[Records from a collection of figures]
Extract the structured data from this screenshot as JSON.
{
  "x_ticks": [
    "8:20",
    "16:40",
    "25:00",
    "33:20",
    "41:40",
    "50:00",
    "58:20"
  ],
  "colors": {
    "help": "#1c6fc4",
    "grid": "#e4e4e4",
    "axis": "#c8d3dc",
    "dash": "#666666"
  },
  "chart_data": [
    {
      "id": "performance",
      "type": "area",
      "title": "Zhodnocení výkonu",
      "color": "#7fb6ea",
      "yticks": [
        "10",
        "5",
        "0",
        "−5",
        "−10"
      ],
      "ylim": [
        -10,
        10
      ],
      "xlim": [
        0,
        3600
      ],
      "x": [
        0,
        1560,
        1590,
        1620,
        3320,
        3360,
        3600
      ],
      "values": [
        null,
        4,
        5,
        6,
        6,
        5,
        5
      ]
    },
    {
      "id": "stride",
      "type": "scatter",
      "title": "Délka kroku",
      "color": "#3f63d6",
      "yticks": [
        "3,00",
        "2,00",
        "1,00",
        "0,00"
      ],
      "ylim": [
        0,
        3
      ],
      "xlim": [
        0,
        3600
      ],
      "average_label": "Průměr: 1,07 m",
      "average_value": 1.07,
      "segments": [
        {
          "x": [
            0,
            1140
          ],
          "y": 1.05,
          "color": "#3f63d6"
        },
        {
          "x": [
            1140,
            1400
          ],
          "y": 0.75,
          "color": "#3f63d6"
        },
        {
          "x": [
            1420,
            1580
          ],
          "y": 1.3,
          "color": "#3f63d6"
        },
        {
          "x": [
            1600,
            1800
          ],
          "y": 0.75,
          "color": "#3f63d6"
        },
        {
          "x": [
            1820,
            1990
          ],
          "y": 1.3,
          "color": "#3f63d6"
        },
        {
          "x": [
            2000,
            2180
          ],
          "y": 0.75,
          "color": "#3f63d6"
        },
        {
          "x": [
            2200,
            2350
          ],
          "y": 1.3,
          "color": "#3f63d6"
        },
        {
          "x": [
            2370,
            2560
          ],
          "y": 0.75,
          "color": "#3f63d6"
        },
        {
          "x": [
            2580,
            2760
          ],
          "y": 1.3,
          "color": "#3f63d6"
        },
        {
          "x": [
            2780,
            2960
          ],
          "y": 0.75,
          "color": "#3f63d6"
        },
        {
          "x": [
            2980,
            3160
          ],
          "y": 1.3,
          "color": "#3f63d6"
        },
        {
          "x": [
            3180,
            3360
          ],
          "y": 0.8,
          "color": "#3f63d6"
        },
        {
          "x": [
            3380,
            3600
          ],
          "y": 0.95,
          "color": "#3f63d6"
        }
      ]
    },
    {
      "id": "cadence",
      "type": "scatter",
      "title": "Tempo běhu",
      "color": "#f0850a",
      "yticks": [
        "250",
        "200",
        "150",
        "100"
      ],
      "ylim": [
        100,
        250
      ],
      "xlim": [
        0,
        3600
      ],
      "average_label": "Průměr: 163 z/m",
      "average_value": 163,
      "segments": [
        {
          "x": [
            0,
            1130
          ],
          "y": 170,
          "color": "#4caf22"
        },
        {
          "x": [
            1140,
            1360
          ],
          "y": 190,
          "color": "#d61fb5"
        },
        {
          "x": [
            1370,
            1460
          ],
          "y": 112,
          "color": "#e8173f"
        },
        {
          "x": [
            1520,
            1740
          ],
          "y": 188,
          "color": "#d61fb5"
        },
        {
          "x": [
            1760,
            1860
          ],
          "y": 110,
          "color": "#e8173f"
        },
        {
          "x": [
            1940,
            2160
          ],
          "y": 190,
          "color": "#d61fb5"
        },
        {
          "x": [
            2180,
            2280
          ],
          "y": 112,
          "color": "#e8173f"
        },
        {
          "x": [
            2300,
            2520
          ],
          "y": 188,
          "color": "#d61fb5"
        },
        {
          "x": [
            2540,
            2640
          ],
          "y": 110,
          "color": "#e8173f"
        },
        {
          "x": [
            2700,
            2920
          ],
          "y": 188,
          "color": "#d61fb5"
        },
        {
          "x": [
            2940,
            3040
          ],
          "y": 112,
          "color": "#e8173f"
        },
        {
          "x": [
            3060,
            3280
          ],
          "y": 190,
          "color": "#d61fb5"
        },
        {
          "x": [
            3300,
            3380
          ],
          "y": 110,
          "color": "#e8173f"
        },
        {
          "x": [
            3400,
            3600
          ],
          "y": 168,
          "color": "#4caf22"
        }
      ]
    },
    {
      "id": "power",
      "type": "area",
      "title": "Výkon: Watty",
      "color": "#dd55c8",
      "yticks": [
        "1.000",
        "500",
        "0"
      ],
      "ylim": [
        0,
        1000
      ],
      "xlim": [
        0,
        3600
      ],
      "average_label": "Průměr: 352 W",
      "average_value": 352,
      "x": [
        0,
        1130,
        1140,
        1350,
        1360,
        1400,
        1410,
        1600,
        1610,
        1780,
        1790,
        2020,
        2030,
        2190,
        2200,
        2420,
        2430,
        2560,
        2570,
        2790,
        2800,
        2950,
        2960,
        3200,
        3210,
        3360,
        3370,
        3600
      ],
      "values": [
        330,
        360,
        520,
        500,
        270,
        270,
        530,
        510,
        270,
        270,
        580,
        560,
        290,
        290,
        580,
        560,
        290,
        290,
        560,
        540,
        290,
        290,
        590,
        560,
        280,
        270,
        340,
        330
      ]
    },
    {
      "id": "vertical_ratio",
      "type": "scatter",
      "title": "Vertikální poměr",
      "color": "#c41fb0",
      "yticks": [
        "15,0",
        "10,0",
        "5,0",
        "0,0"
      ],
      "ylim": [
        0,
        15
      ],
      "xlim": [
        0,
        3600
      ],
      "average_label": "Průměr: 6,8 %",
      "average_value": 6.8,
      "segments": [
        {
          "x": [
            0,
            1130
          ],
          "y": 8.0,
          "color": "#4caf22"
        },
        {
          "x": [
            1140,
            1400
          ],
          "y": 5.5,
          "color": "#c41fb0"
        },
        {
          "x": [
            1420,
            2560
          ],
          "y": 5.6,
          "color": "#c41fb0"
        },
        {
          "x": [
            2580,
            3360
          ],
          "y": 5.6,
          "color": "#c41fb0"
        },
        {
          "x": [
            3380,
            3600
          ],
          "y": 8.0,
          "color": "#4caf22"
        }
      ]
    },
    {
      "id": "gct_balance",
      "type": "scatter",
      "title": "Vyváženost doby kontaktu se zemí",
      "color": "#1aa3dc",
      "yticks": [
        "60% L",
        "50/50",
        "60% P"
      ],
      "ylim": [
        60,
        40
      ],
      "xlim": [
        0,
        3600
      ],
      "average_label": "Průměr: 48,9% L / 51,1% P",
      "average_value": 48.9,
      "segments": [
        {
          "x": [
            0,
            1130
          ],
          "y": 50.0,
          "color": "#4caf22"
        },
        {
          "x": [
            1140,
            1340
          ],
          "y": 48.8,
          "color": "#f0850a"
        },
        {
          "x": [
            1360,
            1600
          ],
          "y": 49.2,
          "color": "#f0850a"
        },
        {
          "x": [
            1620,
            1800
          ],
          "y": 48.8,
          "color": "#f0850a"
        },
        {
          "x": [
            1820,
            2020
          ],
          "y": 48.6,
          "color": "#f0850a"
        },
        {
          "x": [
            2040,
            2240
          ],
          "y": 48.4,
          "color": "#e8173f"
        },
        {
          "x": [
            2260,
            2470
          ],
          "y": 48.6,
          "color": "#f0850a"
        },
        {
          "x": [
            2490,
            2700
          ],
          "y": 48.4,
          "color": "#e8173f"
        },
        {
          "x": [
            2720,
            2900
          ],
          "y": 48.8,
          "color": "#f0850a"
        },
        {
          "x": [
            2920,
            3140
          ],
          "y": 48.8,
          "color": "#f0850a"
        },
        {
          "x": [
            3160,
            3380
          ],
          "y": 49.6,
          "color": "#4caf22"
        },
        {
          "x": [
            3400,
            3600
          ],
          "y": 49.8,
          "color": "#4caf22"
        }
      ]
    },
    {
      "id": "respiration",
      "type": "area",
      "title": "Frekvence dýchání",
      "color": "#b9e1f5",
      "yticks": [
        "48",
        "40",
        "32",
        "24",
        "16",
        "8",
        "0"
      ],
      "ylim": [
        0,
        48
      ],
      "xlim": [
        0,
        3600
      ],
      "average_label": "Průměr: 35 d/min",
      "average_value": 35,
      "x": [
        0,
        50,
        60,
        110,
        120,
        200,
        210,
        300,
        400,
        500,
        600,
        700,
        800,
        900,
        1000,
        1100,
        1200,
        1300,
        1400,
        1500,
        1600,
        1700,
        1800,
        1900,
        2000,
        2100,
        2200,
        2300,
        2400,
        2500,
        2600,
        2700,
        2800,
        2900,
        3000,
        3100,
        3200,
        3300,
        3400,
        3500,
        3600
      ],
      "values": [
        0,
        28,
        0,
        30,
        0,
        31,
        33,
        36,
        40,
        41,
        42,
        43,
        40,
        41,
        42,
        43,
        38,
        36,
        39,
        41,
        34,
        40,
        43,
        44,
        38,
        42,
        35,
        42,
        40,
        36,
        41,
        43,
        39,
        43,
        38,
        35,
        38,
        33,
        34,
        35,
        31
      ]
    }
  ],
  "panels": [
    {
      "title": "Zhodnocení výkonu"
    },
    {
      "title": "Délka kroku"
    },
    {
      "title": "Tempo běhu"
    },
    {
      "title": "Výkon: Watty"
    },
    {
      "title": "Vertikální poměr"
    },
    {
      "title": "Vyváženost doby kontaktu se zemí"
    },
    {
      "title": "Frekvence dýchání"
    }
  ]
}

● Required task
Go through the records. Copy each line where "Frekvence" appears.

● Result of this task
      "title": "Frekvence dýchání",
      "title": "Frekvence dýchání"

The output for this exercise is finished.